══ Records shown ══

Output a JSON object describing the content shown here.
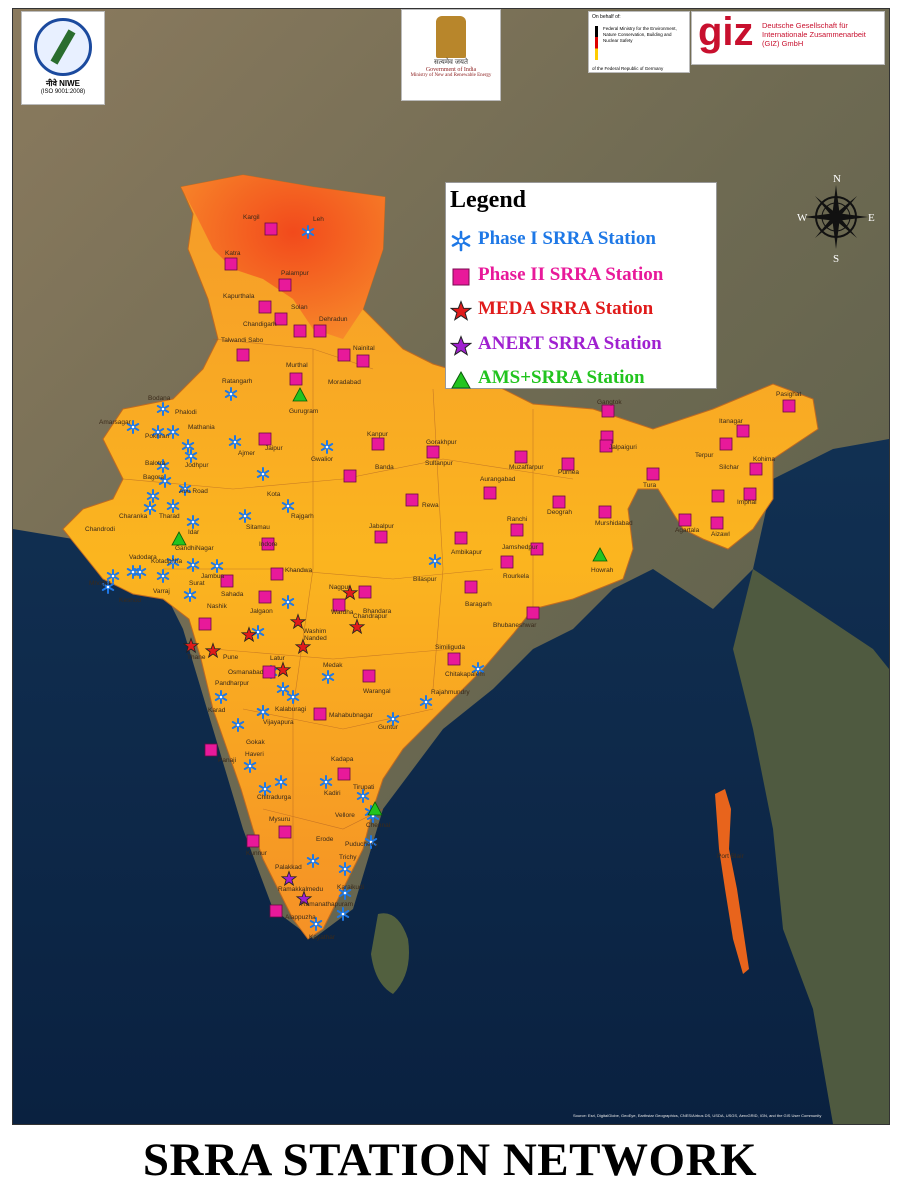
{
  "title": "SRRA STATION NETWORK",
  "logos": {
    "niwe": {
      "name": "नीवे NIWE",
      "iso": "(ISO 9001:2008)"
    },
    "moi": {
      "motto": "सत्यमेव जयते",
      "line1": "Government of India",
      "line2": "Ministry of New and Renewable Energy"
    },
    "bmu": {
      "on_behalf": "On behalf of:",
      "ministry": "Federal Ministry for the Environment, Nature Conservation, Building and Nuclear Safety",
      "footer": "of the Federal Republic of Germany"
    },
    "giz": {
      "mark": "giz",
      "name": "Deutsche Gesellschaft für Internationale Zusammenarbeit (GIZ) GmbH"
    }
  },
  "legend": {
    "title": "Legend",
    "items": [
      {
        "label": "Phase I SRRA Station",
        "symbol": "asterisk",
        "color": "#1e78e6"
      },
      {
        "label": "Phase II SRRA Station",
        "symbol": "square",
        "color": "#e8199a"
      },
      {
        "label": "MEDA SRRA Station",
        "symbol": "star",
        "color": "#e01b1b"
      },
      {
        "label": "ANERT SRRA Station",
        "symbol": "star",
        "color": "#a020d0"
      },
      {
        "label": "AMS+SRRA Station",
        "symbol": "triangle",
        "color": "#22c41f"
      }
    ]
  },
  "compass": {
    "n": "N",
    "s": "S",
    "e": "E",
    "w": "W"
  },
  "credit": "Source: Esri, DigitalGlobe, GeoEye, Earthstar Geographics, CNES/Airbus DS, USDA, USGS, AeroGRID, IGN, and the GIS User Community",
  "map_labels": [
    "Kargil",
    "Leh",
    "Katra",
    "Palampur",
    "Kapurthala",
    "Solan",
    "Dehradun",
    "Chandigarh",
    "Talwandi Sabo",
    "Nainital",
    "Murthal",
    "Moradabad",
    "Gurugram",
    "Ratangarh",
    "Bodana",
    "Phalodi",
    "Amarsagar",
    "Pokhran",
    "Mathania",
    "Jodhpur",
    "Ajmer",
    "Jaipur",
    "Gwalior",
    "Kanpur",
    "Gorakhpur",
    "Sultanpur",
    "Muzaffarpur",
    "Purnea",
    "Gangtok",
    "Itanagar",
    "Pasighat",
    "Jalpaiguri",
    "Terpur",
    "Kohima",
    "Tura",
    "Silchar",
    "Imphal",
    "Aizawl",
    "Agartala",
    "Balotra",
    "Bagora",
    "Abu Road",
    "Kota",
    "Banda",
    "Rewa",
    "Aurangabad",
    "Deograh",
    "Murshidabad",
    "Charanka",
    "Tharad",
    "Idar",
    "Sitamau",
    "Rajgarh",
    "Jabalpur",
    "Ranchi",
    "Jamshedpur",
    "Chandrodi",
    "GandhiNagar",
    "Indore",
    "Ambikapur",
    "Howrah",
    "Vadodara",
    "Kotadpitha",
    "Jambua",
    "Khandwa",
    "Bilaspur",
    "Rourkela",
    "Mhogat",
    "Keshod",
    "Varraj",
    "Surat",
    "Sahada",
    "Jalgaon",
    "Nagpur",
    "Bhandara",
    "Wardha",
    "Chandrapur",
    "Baragarh",
    "Nashik",
    "Washim",
    "Bhubaneshwar",
    "Thane",
    "Pune",
    "Nanded",
    "Similiguda",
    "Latur",
    "Chitakapalem",
    "Osmanabad",
    "Medak",
    "Warangal",
    "Pandharpur",
    "Rajahmundry",
    "Karad",
    "Kalaburagi",
    "Mahabubnagar",
    "Vijayapura",
    "Gokak",
    "Guntur",
    "Panaji",
    "Haveri",
    "Kadapa",
    "Kadiri",
    "Tirupati",
    "Chitradurga",
    "Vellore",
    "Chennai",
    "Mysuru",
    "Kunnur",
    "Puducherry",
    "Erode",
    "Palakkad",
    "Trichy",
    "Karaikudi",
    "Ramakkalmedu",
    "Ramanathapuram",
    "Alappuzha",
    "Kayathar",
    "Port Blair"
  ]
}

═══

#### Task to complete
Identify each line containing the string "name" and copy it out.

#### Answer to the task
      "name": "नीवे NIWE",
      "name": "Deutsche Gesellschaft für Internationale Zusammenarbeit (GIZ) GmbH"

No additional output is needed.